**Job**. Using the data beneath, show every line that includes the word "document".

[Data entries]
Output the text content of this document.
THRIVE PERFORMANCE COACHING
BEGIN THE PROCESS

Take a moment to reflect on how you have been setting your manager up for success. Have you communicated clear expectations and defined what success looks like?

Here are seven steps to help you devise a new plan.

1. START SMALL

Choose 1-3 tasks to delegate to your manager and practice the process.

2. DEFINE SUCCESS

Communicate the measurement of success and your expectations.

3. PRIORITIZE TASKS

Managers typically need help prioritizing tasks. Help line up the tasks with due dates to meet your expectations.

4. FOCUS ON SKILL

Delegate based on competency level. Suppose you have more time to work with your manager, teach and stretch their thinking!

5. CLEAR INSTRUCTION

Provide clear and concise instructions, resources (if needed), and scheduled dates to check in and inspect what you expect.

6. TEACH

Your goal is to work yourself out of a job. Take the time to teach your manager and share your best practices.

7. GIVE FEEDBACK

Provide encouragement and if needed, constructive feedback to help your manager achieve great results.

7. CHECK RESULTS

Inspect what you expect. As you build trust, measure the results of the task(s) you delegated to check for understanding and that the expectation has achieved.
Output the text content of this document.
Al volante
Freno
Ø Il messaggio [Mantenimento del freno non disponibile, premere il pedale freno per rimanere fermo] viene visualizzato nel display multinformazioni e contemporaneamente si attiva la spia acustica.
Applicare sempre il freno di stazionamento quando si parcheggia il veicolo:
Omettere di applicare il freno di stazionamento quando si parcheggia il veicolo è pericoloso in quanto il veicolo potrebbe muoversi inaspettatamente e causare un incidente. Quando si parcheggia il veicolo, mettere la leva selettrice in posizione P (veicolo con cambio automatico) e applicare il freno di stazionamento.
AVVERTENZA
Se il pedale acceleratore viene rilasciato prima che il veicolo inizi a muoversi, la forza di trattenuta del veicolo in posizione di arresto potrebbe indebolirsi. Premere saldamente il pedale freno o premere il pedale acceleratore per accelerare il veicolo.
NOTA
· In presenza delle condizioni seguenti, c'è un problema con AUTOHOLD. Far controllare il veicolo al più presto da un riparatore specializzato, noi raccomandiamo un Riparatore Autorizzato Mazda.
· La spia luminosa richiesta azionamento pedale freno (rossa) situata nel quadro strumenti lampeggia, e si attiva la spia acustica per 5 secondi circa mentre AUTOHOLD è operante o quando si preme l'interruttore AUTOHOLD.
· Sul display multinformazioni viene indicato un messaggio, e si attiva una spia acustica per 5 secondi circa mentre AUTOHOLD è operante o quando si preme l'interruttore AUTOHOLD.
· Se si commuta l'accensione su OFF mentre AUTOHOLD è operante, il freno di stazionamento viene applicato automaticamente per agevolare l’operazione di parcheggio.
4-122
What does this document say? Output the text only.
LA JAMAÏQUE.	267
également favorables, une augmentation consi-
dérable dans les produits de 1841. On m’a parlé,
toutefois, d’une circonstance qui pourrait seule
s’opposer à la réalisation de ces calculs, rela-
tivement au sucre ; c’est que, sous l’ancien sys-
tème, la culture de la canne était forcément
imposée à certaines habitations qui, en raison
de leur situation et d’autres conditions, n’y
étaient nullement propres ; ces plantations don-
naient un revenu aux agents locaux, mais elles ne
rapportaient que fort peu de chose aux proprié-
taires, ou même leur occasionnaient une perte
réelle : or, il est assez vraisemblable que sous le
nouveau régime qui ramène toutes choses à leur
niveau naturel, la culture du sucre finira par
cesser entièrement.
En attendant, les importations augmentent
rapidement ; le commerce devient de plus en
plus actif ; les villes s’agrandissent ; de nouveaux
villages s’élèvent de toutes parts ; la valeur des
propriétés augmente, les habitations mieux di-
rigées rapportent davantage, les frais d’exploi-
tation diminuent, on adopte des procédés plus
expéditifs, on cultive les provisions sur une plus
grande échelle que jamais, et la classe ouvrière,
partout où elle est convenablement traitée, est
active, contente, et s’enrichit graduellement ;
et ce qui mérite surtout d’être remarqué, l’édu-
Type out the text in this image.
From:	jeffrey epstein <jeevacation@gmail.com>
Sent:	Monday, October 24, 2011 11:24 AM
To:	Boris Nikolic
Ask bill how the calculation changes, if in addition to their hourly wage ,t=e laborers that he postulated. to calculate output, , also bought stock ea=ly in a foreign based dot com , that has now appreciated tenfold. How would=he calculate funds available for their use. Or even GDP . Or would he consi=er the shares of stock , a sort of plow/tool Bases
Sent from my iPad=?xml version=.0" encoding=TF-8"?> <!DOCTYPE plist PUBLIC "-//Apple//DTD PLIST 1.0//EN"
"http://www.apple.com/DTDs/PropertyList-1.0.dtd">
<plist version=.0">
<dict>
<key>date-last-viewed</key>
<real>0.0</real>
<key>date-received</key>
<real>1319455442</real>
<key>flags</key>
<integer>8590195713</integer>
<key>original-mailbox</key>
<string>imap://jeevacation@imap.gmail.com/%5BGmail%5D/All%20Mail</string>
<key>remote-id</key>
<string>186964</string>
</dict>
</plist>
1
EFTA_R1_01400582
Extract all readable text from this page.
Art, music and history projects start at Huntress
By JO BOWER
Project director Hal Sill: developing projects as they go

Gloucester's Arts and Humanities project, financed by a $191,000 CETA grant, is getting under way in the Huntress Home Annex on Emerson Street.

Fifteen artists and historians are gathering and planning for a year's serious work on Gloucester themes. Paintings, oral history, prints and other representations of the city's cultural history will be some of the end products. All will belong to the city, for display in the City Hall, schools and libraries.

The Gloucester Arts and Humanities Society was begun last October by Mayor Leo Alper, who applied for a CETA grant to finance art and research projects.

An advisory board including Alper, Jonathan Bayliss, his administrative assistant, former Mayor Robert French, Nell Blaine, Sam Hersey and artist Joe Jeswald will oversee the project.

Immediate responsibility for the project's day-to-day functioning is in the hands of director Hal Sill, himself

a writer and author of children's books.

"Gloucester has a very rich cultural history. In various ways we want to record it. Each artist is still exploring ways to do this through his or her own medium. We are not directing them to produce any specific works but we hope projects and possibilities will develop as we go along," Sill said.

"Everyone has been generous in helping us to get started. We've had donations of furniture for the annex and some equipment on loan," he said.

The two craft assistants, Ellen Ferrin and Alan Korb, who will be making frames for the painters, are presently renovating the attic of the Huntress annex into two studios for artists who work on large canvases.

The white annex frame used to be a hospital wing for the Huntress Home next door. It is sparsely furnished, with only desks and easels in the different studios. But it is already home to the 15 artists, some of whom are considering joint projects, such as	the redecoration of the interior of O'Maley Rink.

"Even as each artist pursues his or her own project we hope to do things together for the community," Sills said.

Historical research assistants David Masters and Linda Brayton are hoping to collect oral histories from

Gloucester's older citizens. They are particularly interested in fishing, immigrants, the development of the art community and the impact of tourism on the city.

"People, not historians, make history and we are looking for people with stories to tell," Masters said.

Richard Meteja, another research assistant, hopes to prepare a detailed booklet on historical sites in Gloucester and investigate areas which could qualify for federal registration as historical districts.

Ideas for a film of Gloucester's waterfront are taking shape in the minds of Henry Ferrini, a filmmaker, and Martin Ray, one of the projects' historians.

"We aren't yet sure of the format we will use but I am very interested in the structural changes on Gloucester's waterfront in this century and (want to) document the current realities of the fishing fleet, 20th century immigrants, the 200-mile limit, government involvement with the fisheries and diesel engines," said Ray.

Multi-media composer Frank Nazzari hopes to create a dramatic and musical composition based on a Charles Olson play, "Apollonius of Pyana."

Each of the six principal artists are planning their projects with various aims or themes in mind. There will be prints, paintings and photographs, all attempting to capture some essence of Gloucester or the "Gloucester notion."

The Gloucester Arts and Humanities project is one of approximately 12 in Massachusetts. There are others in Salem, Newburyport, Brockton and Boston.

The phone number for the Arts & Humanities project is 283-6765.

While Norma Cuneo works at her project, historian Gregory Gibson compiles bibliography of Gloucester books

**Written response**.
Output the text content of this document.
Output the text content of this document.
What does this document say? Output the text only.
"We aren't yet sure of the format we will use but I am very interested in the structural changes on Gloucester's waterfront in this century and (want to) document the current realities of the fishing fleet, 20th century immigrants, the 200-mile limit, government involvement with the fisheries and diesel engines," said Ray.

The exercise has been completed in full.